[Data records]
- - - - -
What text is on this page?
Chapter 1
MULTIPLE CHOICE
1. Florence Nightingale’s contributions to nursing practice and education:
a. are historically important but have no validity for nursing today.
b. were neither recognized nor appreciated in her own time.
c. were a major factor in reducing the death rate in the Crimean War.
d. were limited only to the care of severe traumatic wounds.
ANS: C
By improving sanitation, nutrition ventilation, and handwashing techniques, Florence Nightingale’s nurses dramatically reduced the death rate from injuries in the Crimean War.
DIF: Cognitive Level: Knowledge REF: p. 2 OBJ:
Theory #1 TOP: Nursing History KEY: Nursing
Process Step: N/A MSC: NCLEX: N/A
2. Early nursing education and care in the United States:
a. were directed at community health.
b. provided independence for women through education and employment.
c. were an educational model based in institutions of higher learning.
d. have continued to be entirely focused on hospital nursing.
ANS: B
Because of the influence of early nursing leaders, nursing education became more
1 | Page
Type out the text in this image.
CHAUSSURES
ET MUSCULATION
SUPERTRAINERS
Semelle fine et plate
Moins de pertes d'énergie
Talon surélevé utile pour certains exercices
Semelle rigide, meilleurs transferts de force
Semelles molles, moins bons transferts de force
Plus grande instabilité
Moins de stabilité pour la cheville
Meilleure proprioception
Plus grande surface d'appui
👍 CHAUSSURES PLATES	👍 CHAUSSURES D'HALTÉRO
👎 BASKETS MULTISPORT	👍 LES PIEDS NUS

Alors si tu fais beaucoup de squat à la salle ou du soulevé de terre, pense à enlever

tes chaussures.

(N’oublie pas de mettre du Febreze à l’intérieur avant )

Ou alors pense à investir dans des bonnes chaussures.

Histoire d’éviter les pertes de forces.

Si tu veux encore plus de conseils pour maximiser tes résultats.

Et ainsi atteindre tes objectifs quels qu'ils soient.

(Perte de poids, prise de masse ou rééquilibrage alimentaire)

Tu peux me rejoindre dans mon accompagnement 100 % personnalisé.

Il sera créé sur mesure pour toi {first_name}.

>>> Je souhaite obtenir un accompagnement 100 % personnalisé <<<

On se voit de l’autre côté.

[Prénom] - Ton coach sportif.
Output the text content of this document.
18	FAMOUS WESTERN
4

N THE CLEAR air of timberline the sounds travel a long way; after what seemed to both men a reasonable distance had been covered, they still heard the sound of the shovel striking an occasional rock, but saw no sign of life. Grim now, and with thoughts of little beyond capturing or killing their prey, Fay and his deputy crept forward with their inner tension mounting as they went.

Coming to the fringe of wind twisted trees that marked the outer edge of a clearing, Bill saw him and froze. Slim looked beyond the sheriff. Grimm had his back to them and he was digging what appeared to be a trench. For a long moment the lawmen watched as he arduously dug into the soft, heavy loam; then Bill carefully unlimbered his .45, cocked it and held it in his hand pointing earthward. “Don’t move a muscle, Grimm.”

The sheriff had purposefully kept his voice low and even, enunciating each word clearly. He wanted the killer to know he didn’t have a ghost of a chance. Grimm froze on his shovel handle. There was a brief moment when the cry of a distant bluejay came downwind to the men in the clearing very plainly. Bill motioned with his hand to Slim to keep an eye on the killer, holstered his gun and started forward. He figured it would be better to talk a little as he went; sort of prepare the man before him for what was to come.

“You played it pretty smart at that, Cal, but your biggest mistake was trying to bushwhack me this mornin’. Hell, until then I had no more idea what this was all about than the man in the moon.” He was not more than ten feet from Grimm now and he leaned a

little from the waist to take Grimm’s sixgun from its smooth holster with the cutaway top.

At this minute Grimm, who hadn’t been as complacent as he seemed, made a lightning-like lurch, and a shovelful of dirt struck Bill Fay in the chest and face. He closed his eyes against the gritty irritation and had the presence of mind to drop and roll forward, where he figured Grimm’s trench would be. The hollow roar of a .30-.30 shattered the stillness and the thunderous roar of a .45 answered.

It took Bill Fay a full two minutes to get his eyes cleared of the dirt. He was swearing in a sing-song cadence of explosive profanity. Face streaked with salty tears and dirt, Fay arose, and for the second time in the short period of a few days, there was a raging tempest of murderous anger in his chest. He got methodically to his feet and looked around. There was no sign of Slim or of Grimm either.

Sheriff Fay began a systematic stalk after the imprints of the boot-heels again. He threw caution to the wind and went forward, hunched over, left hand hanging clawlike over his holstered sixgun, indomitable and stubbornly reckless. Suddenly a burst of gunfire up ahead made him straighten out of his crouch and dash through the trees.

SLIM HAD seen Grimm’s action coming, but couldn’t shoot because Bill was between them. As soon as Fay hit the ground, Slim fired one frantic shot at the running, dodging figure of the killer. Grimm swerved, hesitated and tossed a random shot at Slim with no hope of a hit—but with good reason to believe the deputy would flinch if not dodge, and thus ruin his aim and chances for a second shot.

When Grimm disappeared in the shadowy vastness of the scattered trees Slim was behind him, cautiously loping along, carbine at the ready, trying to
- - - - -
- _EXERCISE GOAL_: Show each line of the data that contains the string "grande".

- _WRITTEN SOLUTION_:
Plus grande instabilité
Plus grande surface d'appui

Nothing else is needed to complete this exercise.